■ Data supplied ■
+--

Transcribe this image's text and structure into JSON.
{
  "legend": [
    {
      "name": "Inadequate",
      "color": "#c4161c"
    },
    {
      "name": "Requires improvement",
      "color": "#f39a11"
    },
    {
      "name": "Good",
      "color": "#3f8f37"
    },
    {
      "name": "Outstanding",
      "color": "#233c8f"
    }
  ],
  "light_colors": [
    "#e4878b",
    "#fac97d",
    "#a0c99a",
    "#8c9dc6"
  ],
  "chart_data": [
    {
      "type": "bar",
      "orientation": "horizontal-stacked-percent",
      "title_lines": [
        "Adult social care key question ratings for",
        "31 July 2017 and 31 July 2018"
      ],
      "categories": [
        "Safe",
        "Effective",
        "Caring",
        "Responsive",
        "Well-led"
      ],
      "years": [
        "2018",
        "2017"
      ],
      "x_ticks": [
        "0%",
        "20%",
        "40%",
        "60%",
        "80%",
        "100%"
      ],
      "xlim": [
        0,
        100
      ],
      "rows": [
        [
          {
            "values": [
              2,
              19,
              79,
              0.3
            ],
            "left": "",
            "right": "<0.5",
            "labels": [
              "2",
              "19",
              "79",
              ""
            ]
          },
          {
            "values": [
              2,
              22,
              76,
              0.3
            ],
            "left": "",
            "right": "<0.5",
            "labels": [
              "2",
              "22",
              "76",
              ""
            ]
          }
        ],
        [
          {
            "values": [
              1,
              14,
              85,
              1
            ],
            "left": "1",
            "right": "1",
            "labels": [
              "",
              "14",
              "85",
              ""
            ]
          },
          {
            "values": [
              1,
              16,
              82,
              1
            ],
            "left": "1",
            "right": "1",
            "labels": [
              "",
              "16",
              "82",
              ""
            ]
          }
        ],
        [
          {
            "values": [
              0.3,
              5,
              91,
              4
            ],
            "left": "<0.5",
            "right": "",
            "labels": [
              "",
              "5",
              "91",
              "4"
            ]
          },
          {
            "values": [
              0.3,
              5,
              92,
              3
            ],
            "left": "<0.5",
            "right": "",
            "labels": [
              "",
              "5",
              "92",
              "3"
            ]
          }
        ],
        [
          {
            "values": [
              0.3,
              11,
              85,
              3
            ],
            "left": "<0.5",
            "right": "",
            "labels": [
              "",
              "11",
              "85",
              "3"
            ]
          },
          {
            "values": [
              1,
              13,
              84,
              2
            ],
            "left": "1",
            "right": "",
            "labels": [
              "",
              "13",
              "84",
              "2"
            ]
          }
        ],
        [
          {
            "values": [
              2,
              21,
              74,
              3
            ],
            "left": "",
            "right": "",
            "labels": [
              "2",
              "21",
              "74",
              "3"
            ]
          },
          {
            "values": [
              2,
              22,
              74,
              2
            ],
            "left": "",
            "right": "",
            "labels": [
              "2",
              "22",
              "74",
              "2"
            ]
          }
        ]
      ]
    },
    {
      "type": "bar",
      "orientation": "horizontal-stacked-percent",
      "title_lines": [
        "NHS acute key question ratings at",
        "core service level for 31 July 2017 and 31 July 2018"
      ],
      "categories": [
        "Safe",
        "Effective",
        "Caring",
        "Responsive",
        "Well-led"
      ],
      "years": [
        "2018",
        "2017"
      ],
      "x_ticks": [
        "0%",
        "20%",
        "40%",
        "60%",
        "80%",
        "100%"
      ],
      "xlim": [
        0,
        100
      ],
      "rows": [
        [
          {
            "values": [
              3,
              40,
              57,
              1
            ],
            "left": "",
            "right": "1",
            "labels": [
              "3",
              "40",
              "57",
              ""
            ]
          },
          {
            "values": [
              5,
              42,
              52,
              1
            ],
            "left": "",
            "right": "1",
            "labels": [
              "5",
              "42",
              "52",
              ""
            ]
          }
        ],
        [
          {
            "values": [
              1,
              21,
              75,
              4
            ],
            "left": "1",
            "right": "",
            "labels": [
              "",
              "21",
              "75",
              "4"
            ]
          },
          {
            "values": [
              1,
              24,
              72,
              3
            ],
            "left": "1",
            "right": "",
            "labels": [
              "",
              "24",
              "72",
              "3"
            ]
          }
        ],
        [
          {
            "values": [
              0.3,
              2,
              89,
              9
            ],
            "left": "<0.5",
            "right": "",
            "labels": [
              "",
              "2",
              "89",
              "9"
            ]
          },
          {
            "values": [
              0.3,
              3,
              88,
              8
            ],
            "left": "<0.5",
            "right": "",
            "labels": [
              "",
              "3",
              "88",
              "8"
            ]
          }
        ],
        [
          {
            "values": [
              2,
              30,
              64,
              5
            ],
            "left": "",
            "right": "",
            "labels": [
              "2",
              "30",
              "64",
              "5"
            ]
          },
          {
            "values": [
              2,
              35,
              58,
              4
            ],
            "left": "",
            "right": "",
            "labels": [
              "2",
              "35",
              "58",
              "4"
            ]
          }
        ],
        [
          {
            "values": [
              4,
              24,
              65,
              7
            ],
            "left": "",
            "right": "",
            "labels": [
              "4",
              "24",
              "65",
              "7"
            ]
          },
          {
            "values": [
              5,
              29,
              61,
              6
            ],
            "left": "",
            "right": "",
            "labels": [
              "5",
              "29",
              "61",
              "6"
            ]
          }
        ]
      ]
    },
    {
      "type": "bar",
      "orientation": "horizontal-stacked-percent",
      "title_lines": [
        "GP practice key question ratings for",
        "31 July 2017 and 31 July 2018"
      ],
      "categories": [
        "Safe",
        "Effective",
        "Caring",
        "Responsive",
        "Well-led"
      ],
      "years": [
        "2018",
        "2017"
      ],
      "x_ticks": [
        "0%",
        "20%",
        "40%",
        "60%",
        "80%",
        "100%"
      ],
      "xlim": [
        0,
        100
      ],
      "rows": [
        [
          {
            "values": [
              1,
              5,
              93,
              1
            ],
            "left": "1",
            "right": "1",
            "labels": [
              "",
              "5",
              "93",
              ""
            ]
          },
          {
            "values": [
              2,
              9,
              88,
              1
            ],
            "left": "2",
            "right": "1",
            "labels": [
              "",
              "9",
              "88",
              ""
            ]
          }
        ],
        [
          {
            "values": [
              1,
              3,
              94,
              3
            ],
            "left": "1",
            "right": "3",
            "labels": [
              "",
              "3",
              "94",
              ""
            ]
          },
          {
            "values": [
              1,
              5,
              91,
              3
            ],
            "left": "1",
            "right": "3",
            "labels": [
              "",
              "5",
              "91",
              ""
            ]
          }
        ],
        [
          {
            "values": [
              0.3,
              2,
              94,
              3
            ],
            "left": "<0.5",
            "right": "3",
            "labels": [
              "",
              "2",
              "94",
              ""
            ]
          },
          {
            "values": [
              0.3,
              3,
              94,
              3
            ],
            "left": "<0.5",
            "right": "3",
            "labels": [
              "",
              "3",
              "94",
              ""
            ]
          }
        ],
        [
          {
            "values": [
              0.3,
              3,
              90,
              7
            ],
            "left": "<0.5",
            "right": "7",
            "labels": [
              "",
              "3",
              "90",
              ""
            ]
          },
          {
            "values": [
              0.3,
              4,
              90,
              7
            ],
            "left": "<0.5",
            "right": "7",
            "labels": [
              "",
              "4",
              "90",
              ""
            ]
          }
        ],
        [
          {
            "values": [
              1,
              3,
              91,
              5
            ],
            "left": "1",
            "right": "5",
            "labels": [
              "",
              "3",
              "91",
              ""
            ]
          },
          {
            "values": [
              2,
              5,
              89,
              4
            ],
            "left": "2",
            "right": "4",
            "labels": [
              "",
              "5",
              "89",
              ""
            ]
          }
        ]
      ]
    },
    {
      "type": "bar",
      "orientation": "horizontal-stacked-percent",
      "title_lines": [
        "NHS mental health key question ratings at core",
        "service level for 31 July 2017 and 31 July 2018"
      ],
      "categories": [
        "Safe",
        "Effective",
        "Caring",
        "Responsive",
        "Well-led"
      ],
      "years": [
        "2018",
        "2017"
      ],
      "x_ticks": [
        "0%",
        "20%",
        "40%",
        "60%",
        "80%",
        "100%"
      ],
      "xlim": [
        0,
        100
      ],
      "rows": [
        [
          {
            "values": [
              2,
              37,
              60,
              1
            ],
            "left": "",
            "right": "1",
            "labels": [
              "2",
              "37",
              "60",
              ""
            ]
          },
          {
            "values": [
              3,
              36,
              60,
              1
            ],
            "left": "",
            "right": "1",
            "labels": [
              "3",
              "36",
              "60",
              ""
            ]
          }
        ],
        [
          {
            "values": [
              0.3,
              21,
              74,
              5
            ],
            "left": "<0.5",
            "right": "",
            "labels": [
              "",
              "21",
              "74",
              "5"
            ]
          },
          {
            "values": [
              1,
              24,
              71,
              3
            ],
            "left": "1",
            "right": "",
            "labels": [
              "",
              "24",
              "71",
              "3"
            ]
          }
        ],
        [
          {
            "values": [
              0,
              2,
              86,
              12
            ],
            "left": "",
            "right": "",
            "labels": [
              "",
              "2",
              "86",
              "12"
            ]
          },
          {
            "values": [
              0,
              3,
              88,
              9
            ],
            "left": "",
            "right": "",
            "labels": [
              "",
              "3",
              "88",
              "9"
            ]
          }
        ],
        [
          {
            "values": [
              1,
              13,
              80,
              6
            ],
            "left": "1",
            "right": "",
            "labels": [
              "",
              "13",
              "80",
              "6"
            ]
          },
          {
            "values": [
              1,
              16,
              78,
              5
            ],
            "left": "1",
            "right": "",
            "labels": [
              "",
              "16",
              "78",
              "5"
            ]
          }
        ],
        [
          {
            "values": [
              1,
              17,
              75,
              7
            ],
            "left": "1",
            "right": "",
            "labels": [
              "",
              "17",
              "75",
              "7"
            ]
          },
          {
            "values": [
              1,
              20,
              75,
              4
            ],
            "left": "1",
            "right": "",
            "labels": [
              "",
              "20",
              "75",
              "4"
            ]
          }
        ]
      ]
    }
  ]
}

+--

■ Task statement ■
From the records given above, copy all lines containing "July".

■ Result of the exercise ■
        "31 July 2017 and 31 July 2018"
        "core service level for 31 July 2017 and 31 July 2018"
        "31 July 2017 and 31 July 2018"
        "service level for 31 July 2017 and 31 July 2018"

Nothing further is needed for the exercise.